→ **What needs to be done**
Print each line of the listing once more, precisely as given.

→ **Stored records**
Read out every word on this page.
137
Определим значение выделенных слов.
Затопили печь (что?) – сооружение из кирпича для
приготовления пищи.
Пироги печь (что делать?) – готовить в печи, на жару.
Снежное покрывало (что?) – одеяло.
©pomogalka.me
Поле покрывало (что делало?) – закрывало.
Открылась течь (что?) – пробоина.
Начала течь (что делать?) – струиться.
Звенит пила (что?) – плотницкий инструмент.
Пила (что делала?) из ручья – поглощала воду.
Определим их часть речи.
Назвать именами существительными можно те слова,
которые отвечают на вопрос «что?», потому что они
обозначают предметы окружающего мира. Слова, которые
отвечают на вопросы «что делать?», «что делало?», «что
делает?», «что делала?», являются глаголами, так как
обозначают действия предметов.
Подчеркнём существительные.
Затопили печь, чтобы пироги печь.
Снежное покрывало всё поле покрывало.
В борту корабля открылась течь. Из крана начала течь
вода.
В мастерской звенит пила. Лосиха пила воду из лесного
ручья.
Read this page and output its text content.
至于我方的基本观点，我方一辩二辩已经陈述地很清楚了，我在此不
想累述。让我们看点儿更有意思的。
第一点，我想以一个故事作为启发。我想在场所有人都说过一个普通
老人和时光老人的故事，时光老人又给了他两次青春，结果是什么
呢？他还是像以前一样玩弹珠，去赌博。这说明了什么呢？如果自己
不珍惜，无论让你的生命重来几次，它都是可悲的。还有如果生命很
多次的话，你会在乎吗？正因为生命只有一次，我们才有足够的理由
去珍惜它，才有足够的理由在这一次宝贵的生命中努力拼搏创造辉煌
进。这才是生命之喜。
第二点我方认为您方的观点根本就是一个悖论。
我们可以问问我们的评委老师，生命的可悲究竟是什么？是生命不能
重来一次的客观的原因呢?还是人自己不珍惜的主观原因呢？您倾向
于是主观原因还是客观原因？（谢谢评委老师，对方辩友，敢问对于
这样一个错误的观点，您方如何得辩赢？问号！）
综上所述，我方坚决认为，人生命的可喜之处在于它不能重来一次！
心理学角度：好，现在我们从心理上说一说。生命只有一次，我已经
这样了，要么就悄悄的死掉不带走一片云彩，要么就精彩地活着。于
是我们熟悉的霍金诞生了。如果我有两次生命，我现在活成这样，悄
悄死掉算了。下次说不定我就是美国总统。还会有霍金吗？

→ **Task solution**
Read out every word on this page.
137
Определим значение выделенных слов.
Затопили печь (что?) – сооружение из кирпича для
приготовления пищи.
Пироги печь (что делать?) – готовить в печи, на жару.
Снежное покрывало (что?) – одеяло.
©pomogalka.me
Поле покрывало (что делало?) – закрывало.
Открылась течь (что?) – пробоина.
Начала течь (что делать?) – струиться.
Звенит пила (что?) – плотницкий инструмент.
Пила (что делала?) из ручья – поглощала воду.
Определим их часть речи.
Назвать именами существительными можно те слова,
которые отвечают на вопрос «что?», потому что они
обозначают предметы окружающего мира. Слова, которые
отвечают на вопросы «что делать?», «что делало?», «что
делает?», «что делала?», являются глаголами, так как
обозначают действия предметов.
Подчеркнём существительные.
Затопили печь, чтобы пироги печь.
Снежное покрывало всё поле покрывало.
В борту корабля открылась течь. Из крана начала течь
вода.
В мастерской звенит пила. Лосиха пила воду из лесного
ручья.
Read this page and output its text content.
至于我方的基本观点，我方一辩二辩已经陈述地很清楚了，我在此不
想累述。让我们看点儿更有意思的。
第一点，我想以一个故事作为启发。我想在场所有人都说过一个普通
老人和时光老人的故事，时光老人又给了他两次青春，结果是什么
呢？他还是像以前一样玩弹珠，去赌博。这说明了什么呢？如果自己
不珍惜，无论让你的生命重来几次，它都是可悲的。还有如果生命很
多次的话，你会在乎吗？正因为生命只有一次，我们才有足够的理由
去珍惜它，才有足够的理由在这一次宝贵的生命中努力拼搏创造辉煌
进。这才是生命之喜。
第二点我方认为您方的观点根本就是一个悖论。
我们可以问问我们的评委老师，生命的可悲究竟是什么？是生命不能
重来一次的客观的原因呢?还是人自己不珍惜的主观原因呢？您倾向
于是主观原因还是客观原因？（谢谢评委老师，对方辩友，敢问对于
这样一个错误的观点，您方如何得辩赢？问号！）
综上所述，我方坚决认为，人生命的可喜之处在于它不能重来一次！
心理学角度：好，现在我们从心理上说一说。生命只有一次，我已经
这样了，要么就悄悄的死掉不带走一片云彩，要么就精彩地活着。于
是我们熟悉的霍金诞生了。如果我有两次生命，我现在活成这样，悄
悄死掉算了。下次说不定我就是美国总统。还会有霍金吗？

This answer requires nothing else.